WHAT YOU HAVE TO DO => If a line of the data below holds the string "Dermoscopy", copy it.

[Start of Attachment]

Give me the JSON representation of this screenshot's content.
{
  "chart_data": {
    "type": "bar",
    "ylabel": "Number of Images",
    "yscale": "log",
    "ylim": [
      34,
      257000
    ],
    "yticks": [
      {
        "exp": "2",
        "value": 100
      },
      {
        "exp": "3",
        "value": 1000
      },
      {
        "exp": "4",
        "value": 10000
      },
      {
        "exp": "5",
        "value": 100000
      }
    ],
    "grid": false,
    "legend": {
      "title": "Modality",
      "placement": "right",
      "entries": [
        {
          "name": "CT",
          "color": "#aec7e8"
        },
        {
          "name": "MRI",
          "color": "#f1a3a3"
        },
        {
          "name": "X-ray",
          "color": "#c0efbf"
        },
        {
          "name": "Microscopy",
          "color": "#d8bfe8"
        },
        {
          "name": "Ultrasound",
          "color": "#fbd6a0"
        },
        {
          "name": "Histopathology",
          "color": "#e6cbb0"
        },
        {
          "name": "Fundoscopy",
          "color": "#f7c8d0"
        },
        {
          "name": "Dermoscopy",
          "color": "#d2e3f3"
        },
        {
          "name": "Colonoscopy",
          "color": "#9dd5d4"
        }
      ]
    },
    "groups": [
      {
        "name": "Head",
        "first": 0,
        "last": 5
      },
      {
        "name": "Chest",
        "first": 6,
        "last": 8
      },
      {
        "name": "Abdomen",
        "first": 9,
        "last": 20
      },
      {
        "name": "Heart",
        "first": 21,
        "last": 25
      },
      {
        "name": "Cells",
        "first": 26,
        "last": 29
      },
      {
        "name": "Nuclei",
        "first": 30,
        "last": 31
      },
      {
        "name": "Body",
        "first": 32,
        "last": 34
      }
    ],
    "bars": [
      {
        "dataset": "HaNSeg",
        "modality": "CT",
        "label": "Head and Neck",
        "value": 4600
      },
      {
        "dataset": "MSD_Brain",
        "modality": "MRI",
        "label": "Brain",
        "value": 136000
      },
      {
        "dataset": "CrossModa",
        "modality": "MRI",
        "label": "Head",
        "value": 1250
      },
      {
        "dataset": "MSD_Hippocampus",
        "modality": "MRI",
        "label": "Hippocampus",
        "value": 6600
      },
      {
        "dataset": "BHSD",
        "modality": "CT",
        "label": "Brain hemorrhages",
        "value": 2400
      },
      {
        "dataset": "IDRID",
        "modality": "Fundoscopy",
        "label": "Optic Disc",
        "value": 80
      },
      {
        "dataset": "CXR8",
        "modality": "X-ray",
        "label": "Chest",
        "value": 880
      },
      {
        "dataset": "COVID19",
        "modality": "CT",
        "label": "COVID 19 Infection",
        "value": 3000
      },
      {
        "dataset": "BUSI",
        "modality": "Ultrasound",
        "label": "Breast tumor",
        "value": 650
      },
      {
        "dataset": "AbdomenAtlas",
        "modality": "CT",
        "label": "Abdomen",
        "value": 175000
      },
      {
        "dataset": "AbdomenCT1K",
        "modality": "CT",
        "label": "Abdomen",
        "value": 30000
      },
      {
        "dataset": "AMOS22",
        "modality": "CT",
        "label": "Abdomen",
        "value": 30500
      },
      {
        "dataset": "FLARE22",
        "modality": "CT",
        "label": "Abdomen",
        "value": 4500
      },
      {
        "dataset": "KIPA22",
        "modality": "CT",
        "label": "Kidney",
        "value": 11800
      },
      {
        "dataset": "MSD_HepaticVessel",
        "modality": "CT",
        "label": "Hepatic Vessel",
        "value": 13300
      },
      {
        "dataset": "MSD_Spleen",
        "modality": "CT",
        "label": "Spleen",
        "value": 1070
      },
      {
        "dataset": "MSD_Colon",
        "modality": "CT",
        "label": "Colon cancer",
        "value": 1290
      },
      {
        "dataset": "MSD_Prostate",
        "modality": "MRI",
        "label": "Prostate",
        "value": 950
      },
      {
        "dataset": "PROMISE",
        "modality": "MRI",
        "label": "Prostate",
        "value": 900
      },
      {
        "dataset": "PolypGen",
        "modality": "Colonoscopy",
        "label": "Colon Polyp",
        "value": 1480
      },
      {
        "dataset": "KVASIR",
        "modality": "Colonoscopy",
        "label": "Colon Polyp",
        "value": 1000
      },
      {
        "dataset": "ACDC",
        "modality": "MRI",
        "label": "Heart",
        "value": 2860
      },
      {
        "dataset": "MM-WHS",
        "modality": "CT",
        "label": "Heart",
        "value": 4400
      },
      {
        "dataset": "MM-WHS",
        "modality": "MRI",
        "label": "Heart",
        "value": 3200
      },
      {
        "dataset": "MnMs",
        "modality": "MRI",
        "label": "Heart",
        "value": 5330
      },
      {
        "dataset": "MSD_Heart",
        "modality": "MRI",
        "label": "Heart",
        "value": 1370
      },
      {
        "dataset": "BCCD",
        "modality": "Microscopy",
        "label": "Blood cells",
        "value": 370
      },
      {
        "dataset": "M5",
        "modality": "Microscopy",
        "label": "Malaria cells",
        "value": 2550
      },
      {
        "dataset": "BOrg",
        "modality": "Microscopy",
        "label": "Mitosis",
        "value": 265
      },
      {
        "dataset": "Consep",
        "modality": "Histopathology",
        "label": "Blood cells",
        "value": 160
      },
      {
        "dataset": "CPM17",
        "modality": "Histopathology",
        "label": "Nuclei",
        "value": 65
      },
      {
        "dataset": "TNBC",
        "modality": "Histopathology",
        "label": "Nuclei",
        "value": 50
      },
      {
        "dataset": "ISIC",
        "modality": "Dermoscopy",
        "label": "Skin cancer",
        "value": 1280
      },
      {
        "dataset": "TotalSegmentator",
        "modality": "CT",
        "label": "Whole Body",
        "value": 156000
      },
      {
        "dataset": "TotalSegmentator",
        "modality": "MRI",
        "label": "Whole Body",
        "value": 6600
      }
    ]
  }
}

[End of Attachment]

WRITTEN RESPONSE =>
          "name": "Dermoscopy",
        "modality": "Dermoscopy",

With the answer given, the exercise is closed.